**RECORDS TO USE:**
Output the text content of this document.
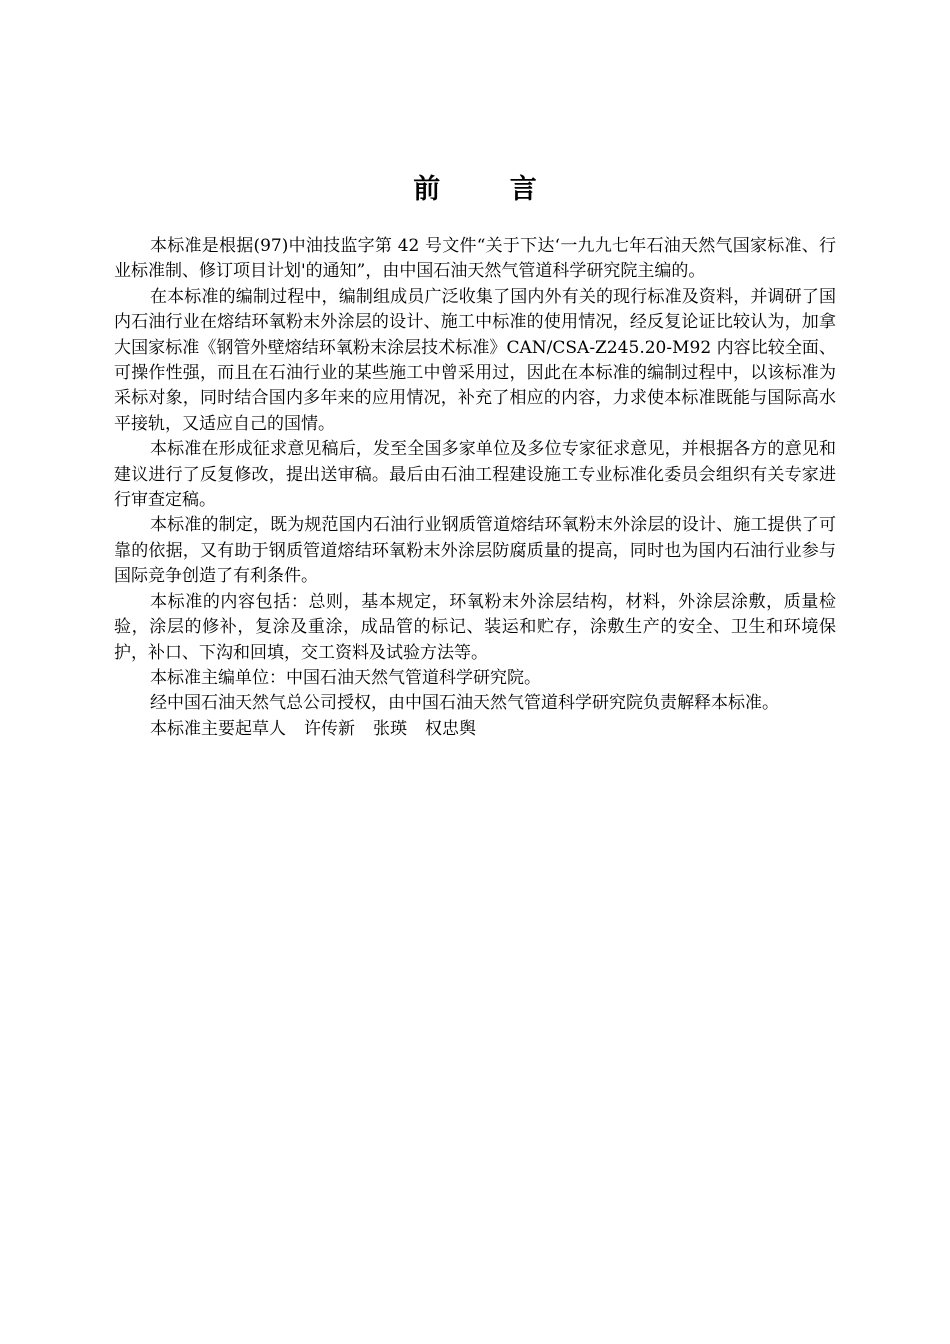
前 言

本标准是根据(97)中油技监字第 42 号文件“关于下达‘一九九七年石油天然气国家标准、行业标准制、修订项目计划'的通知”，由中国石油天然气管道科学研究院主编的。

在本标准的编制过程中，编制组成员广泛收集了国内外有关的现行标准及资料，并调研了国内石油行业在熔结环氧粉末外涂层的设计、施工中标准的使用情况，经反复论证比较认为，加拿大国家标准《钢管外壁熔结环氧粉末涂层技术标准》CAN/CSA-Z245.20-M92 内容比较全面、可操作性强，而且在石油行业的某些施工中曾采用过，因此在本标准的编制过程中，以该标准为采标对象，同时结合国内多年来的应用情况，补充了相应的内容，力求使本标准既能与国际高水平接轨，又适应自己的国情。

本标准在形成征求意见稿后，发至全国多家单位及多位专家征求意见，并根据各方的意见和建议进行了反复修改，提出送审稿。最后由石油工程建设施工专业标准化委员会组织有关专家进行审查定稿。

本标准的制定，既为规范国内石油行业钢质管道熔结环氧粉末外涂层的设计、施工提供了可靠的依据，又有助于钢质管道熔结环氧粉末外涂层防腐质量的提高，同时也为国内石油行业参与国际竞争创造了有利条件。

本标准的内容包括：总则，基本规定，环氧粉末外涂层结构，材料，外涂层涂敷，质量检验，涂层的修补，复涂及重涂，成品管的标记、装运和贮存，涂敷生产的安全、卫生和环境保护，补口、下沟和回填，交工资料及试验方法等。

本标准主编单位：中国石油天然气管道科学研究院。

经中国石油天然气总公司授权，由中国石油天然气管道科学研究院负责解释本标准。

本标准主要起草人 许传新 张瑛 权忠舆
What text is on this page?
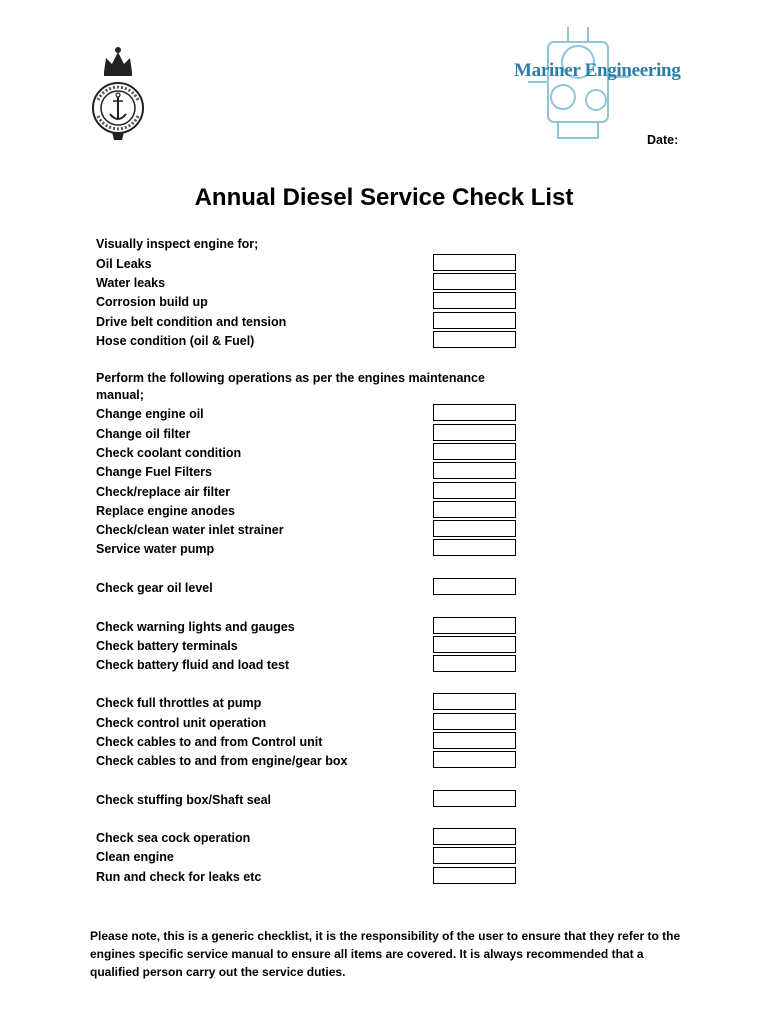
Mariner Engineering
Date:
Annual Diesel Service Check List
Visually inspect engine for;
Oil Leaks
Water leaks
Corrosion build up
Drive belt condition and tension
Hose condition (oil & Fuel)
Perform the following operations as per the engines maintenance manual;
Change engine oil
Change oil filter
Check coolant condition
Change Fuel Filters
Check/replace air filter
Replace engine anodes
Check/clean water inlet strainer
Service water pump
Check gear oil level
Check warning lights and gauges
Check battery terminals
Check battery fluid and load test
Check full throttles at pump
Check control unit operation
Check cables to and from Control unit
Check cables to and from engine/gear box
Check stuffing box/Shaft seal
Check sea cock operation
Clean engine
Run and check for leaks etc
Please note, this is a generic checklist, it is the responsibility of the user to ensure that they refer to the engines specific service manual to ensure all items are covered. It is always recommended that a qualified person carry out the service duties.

**GIVEN EXERCISE:** Print every entry above again without changing a word, and omit the pictures.

**SOLUTION FOR THIS PROBLEM:**
Output the text content of this document.
前 言

本标准是根据(97)中油技监字第 42 号文件“关于下达‘一九九七年石油天然气国家标准、行业标准制、修订项目计划'的通知”，由中国石油天然气管道科学研究院主编的。

在本标准的编制过程中，编制组成员广泛收集了国内外有关的现行标准及资料，并调研了国内石油行业在熔结环氧粉末外涂层的设计、施工中标准的使用情况，经反复论证比较认为，加拿大国家标准《钢管外壁熔结环氧粉末涂层技术标准》CAN/CSA-Z245.20-M92 内容比较全面、可操作性强，而且在石油行业的某些施工中曾采用过，因此在本标准的编制过程中，以该标准为采标对象，同时结合国内多年来的应用情况，补充了相应的内容，力求使本标准既能与国际高水平接轨，又适应自己的国情。

本标准在形成征求意见稿后，发至全国多家单位及多位专家征求意见，并根据各方的意见和建议进行了反复修改，提出送审稿。最后由石油工程建设施工专业标准化委员会组织有关专家进行审查定稿。

本标准的制定，既为规范国内石油行业钢质管道熔结环氧粉末外涂层的设计、施工提供了可靠的依据，又有助于钢质管道熔结环氧粉末外涂层防腐质量的提高，同时也为国内石油行业参与国际竞争创造了有利条件。

本标准的内容包括：总则，基本规定，环氧粉末外涂层结构，材料，外涂层涂敷，质量检验，涂层的修补，复涂及重涂，成品管的标记、装运和贮存，涂敷生产的安全、卫生和环境保护，补口、下沟和回填，交工资料及试验方法等。

本标准主编单位：中国石油天然气管道科学研究院。

经中国石油天然气总公司授权，由中国石油天然气管道科学研究院负责解释本标准。

本标准主要起草人 许传新 张瑛 权忠舆
What text is on this page?
Mariner Engineering
Date:
Annual Diesel Service Check List
Visually inspect engine for;
Oil Leaks
Water leaks
Corrosion build up
Drive belt condition and tension
Hose condition (oil & Fuel)
Perform the following operations as per the engines maintenance manual;
Change engine oil
Change oil filter
Check coolant condition
Change Fuel Filters
Check/replace air filter
Replace engine anodes
Check/clean water inlet strainer
Service water pump
Check gear oil level
Check warning lights and gauges
Check battery terminals
Check battery fluid and load test
Check full throttles at pump
Check control unit operation
Check cables to and from Control unit
Check cables to and from engine/gear box
Check stuffing box/Shaft seal
Check sea cock operation
Clean engine
Run and check for leaks etc
Please note, this is a generic checklist, it is the responsibility of the user to ensure that they refer to the engines specific service manual to ensure all items are covered. It is always recommended that a qualified person carry out the service duties.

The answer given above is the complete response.